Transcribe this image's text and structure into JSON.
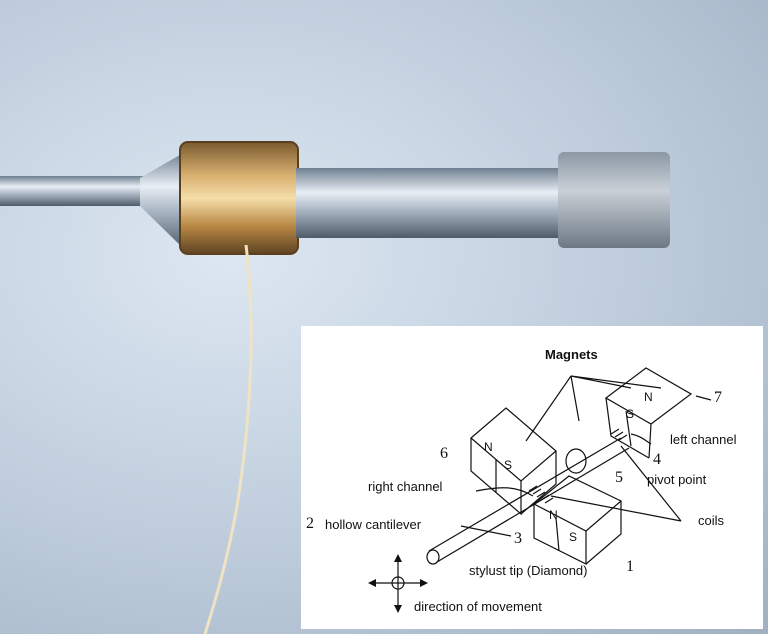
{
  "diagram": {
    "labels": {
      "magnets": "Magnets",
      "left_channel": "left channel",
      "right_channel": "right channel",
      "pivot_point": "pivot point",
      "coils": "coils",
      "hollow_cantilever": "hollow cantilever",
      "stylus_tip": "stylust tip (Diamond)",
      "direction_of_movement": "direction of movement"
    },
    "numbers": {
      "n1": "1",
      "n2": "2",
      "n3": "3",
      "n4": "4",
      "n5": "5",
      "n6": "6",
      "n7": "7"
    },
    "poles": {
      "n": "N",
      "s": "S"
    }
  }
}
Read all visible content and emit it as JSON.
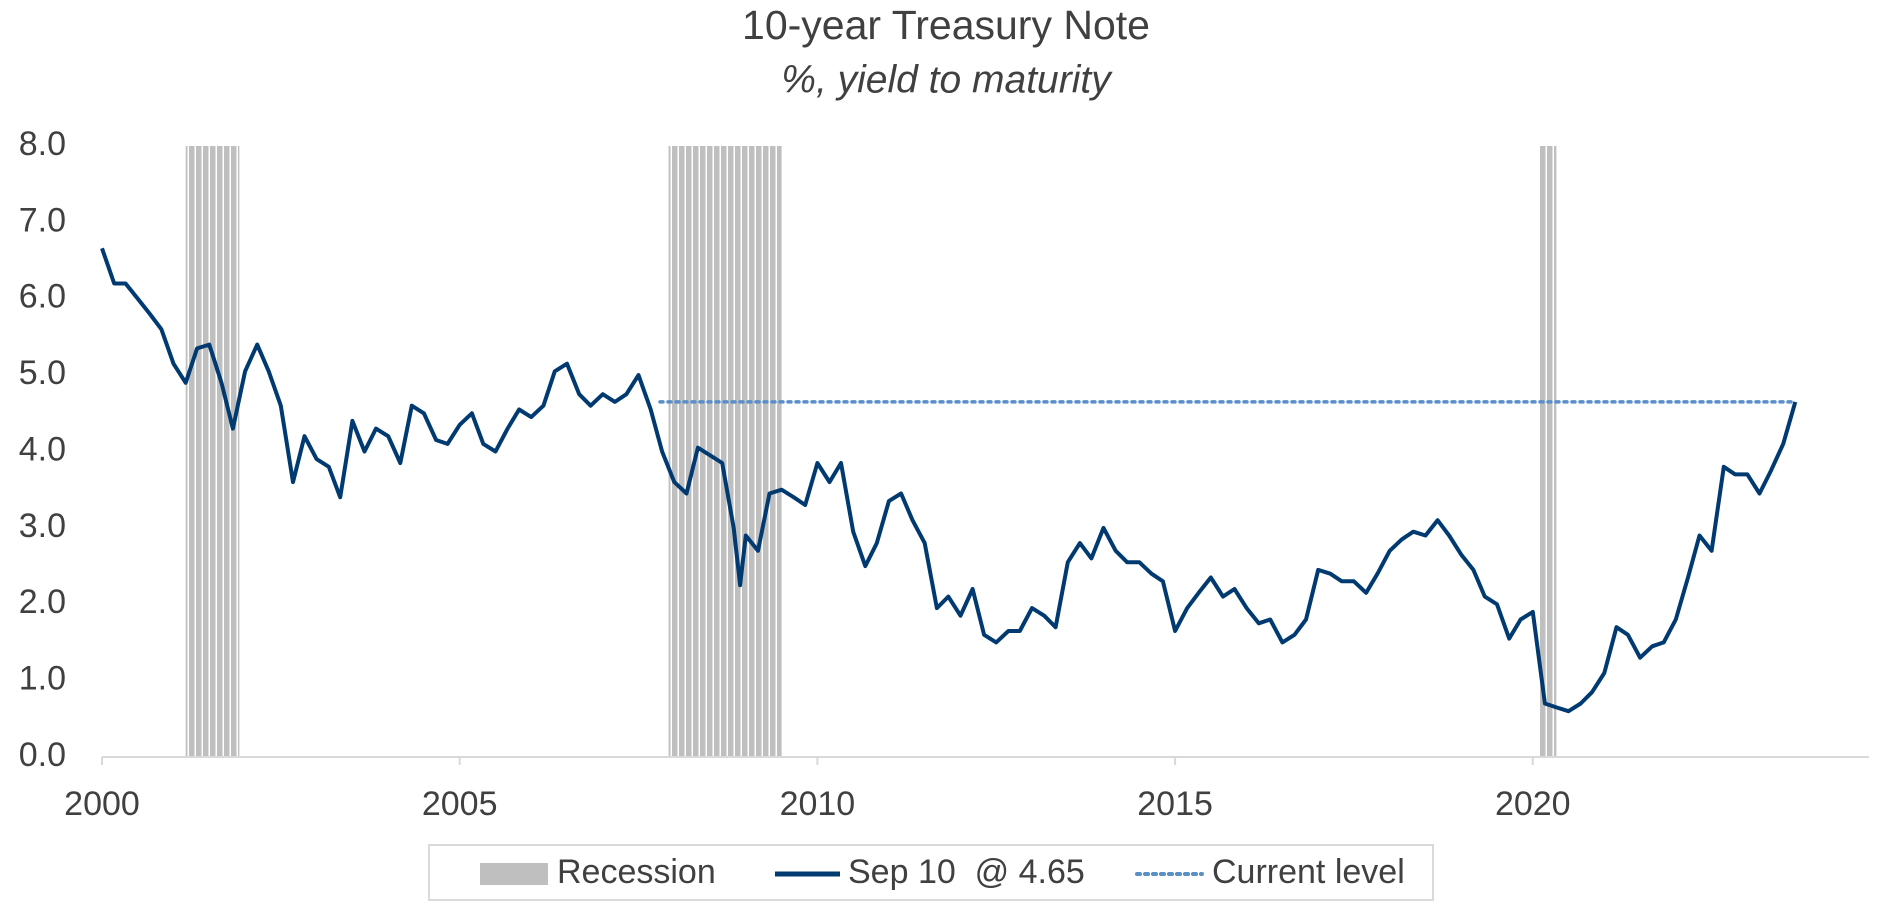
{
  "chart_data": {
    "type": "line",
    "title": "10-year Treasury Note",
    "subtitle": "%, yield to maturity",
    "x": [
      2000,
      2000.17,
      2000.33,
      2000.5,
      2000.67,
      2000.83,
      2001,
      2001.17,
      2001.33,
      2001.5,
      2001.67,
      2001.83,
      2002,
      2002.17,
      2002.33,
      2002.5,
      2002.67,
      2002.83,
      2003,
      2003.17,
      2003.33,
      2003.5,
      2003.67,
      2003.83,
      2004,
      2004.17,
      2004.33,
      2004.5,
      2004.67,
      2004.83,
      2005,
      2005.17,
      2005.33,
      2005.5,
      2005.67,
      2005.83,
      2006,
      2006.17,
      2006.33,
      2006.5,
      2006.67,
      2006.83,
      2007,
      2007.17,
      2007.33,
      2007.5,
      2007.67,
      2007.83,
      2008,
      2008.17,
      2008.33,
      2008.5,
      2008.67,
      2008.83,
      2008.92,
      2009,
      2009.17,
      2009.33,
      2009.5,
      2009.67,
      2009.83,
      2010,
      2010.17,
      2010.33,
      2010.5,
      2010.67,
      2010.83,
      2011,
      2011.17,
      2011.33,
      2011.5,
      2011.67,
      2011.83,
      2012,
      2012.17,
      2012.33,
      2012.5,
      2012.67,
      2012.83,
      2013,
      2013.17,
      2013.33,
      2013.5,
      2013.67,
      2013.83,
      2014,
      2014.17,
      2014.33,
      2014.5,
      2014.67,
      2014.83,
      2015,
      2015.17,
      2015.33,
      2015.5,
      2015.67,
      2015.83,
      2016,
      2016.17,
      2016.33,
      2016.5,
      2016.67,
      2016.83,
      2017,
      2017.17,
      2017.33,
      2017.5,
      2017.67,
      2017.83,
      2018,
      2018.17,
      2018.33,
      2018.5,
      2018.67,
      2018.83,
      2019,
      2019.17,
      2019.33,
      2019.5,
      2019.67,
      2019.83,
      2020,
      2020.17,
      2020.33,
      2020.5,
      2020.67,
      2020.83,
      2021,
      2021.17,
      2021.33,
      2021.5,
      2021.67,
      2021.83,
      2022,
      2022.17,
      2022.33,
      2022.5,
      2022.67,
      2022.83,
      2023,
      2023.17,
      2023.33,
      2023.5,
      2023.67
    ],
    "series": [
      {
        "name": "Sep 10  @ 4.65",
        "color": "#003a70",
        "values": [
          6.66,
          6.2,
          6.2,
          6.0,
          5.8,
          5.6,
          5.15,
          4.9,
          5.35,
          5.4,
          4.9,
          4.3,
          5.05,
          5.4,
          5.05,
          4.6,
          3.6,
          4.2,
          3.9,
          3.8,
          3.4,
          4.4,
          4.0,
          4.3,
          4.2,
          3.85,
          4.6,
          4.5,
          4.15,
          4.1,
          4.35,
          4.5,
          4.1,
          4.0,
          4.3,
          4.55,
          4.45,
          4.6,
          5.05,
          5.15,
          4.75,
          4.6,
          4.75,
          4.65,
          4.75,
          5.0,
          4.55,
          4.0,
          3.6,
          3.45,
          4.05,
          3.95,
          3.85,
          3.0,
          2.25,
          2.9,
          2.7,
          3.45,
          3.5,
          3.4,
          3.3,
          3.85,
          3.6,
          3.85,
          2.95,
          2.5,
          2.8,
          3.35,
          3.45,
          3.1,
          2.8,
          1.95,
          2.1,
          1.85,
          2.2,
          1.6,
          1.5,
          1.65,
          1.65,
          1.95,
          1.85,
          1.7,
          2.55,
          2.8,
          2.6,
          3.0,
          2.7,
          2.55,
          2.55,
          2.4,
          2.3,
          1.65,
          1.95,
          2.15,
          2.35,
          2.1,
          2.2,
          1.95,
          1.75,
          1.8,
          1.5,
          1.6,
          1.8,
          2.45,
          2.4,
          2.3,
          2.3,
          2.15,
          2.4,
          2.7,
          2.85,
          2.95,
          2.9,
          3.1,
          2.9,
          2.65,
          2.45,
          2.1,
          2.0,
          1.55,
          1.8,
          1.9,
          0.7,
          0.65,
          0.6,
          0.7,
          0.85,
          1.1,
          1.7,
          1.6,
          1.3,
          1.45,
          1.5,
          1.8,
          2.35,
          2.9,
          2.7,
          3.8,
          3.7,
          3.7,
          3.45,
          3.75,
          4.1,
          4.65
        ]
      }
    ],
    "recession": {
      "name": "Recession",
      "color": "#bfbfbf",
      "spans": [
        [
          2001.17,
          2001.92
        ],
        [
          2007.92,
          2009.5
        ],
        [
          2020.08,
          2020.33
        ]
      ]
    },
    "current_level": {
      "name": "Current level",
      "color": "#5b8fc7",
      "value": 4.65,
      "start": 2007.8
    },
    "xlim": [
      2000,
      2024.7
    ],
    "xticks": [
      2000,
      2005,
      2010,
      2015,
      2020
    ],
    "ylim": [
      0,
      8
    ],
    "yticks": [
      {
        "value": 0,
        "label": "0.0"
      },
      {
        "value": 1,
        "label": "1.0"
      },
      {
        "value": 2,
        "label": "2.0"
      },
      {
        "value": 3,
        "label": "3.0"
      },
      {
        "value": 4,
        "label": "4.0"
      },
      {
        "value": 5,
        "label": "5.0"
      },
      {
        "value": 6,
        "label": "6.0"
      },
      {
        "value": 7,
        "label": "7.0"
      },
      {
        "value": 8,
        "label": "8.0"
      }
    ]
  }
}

______________________________

→ What needs to be done:
Transcribe the full listing above exactly as it stands, minus the pictures.

→ Written solution:
Transcribe this image's text and structure into JSON.
{
  "diagram": {
    "labels": {
      "magnets": "Magnets",
      "left_channel": "left channel",
      "right_channel": "right channel",
      "pivot_point": "pivot point",
      "coils": "coils",
      "hollow_cantilever": "hollow cantilever",
      "stylus_tip": "stylust tip (Diamond)",
      "direction_of_movement": "direction of movement"
    },
    "numbers": {
      "n1": "1",
      "n2": "2",
      "n3": "3",
      "n4": "4",
      "n5": "5",
      "n6": "6",
      "n7": "7"
    },
    "poles": {
      "n": "N",
      "s": "S"
    }
  }
}
Read all visible content and emit it as JSON.
{
  "chart_data": {
    "type": "line",
    "title": "10-year Treasury Note",
    "subtitle": "%, yield to maturity",
    "x": [
      2000,
      2000.17,
      2000.33,
      2000.5,
      2000.67,
      2000.83,
      2001,
      2001.17,
      2001.33,
      2001.5,
      2001.67,
      2001.83,
      2002,
      2002.17,
      2002.33,
      2002.5,
      2002.67,
      2002.83,
      2003,
      2003.17,
      2003.33,
      2003.5,
      2003.67,
      2003.83,
      2004,
      2004.17,
      2004.33,
      2004.5,
      2004.67,
      2004.83,
      2005,
      2005.17,
      2005.33,
      2005.5,
      2005.67,
      2005.83,
      2006,
      2006.17,
      2006.33,
      2006.5,
      2006.67,
      2006.83,
      2007,
      2007.17,
      2007.33,
      2007.5,
      2007.67,
      2007.83,
      2008,
      2008.17,
      2008.33,
      2008.5,
      2008.67,
      2008.83,
      2008.92,
      2009,
      2009.17,
      2009.33,
      2009.5,
      2009.67,
      2009.83,
      2010,
      2010.17,
      2010.33,
      2010.5,
      2010.67,
      2010.83,
      2011,
      2011.17,
      2011.33,
      2011.5,
      2011.67,
      2011.83,
      2012,
      2012.17,
      2012.33,
      2012.5,
      2012.67,
      2012.83,
      2013,
      2013.17,
      2013.33,
      2013.5,
      2013.67,
      2013.83,
      2014,
      2014.17,
      2014.33,
      2014.5,
      2014.67,
      2014.83,
      2015,
      2015.17,
      2015.33,
      2015.5,
      2015.67,
      2015.83,
      2016,
      2016.17,
      2016.33,
      2016.5,
      2016.67,
      2016.83,
      2017,
      2017.17,
      2017.33,
      2017.5,
      2017.67,
      2017.83,
      2018,
      2018.17,
      2018.33,
      2018.5,
      2018.67,
      2018.83,
      2019,
      2019.17,
      2019.33,
      2019.5,
      2019.67,
      2019.83,
      2020,
      2020.17,
      2020.33,
      2020.5,
      2020.67,
      2020.83,
      2021,
      2021.17,
      2021.33,
      2021.5,
      2021.67,
      2021.83,
      2022,
      2022.17,
      2022.33,
      2022.5,
      2022.67,
      2022.83,
      2023,
      2023.17,
      2023.33,
      2023.5,
      2023.67
    ],
    "series": [
      {
        "name": "Sep 10  @ 4.65",
        "color": "#003a70",
        "values": [
          6.66,
          6.2,
          6.2,
          6.0,
          5.8,
          5.6,
          5.15,
          4.9,
          5.35,
          5.4,
          4.9,
          4.3,
          5.05,
          5.4,
          5.05,
          4.6,
          3.6,
          4.2,
          3.9,
          3.8,
          3.4,
          4.4,
          4.0,
          4.3,
          4.2,
          3.85,
          4.6,
          4.5,
          4.15,
          4.1,
          4.35,
          4.5,
          4.1,
          4.0,
          4.3,
          4.55,
          4.45,
          4.6,
          5.05,
          5.15,
          4.75,
          4.6,
          4.75,
          4.65,
          4.75,
          5.0,
          4.55,
          4.0,
          3.6,
          3.45,
          4.05,
          3.95,
          3.85,
          3.0,
          2.25,
          2.9,
          2.7,
          3.45,
          3.5,
          3.4,
          3.3,
          3.85,
          3.6,
          3.85,
          2.95,
          2.5,
          2.8,
          3.35,
          3.45,
          3.1,
          2.8,
          1.95,
          2.1,
          1.85,
          2.2,
          1.6,
          1.5,
          1.65,
          1.65,
          1.95,
          1.85,
          1.7,
          2.55,
          2.8,
          2.6,
          3.0,
          2.7,
          2.55,
          2.55,
          2.4,
          2.3,
          1.65,
          1.95,
          2.15,
          2.35,
          2.1,
          2.2,
          1.95,
          1.75,
          1.8,
          1.5,
          1.6,
          1.8,
          2.45,
          2.4,
          2.3,
          2.3,
          2.15,
          2.4,
          2.7,
          2.85,
          2.95,
          2.9,
          3.1,
          2.9,
          2.65,
          2.45,
          2.1,
          2.0,
          1.55,
          1.8,
          1.9,
          0.7,
          0.65,
          0.6,
          0.7,
          0.85,
          1.1,
          1.7,
          1.6,
          1.3,
          1.45,
          1.5,
          1.8,
          2.35,
          2.9,
          2.7,
          3.8,
          3.7,
          3.7,
          3.45,
          3.75,
          4.1,
          4.65
        ]
      }
    ],
    "recession": {
      "name": "Recession",
      "color": "#bfbfbf",
      "spans": [
        [
          2001.17,
          2001.92
        ],
        [
          2007.92,
          2009.5
        ],
        [
          2020.08,
          2020.33
        ]
      ]
    },
    "current_level": {
      "name": "Current level",
      "color": "#5b8fc7",
      "value": 4.65,
      "start": 2007.8
    },
    "xlim": [
      2000,
      2024.7
    ],
    "xticks": [
      2000,
      2005,
      2010,
      2015,
      2020
    ],
    "ylim": [
      0,
      8
    ],
    "yticks": [
      {
        "value": 0,
        "label": "0.0"
      },
      {
        "value": 1,
        "label": "1.0"
      },
      {
        "value": 2,
        "label": "2.0"
      },
      {
        "value": 3,
        "label": "3.0"
      },
      {
        "value": 4,
        "label": "4.0"
      },
      {
        "value": 5,
        "label": "5.0"
      },
      {
        "value": 6,
        "label": "6.0"
      },
      {
        "value": 7,
        "label": "7.0"
      },
      {
        "value": 8,
        "label": "8.0"
      }
    ]
  }
}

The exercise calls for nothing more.